[start of INPUT MATERIAL]

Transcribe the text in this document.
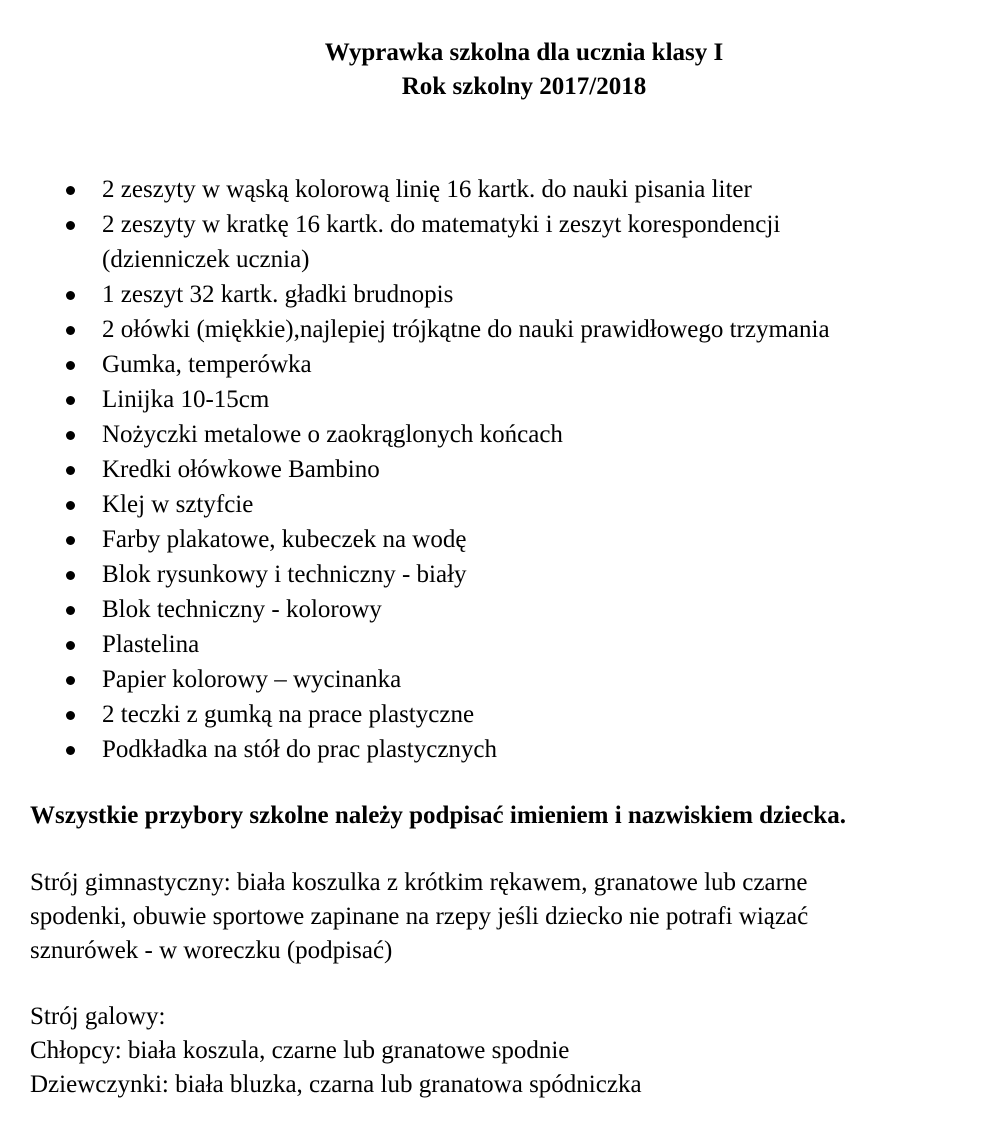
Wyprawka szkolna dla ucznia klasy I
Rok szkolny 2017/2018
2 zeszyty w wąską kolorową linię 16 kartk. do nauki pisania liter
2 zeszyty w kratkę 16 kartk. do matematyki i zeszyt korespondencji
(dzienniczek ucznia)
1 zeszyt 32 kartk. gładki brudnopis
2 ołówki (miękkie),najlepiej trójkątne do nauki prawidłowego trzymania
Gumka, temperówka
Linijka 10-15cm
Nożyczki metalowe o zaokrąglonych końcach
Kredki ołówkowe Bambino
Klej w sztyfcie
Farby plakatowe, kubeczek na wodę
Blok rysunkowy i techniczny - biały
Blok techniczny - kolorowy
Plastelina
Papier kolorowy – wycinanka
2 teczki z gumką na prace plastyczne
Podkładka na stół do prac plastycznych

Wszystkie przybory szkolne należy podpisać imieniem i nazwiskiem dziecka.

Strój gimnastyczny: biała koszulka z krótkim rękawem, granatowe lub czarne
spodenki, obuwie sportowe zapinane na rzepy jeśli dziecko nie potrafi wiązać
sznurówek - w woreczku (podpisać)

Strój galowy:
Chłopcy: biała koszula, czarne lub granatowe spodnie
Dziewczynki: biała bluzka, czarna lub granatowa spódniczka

[end of INPUT MATERIAL]

→ **WRITTEN TASK**:
Filter the entries down to the lines with the word "podpisać" in them.

→ **SOLUTION TO THE PROBLEM**:
Wszystkie przybory szkolne należy podpisać imieniem i nazwiskiem dziecka.
sznurówek - w woreczku (podpisać)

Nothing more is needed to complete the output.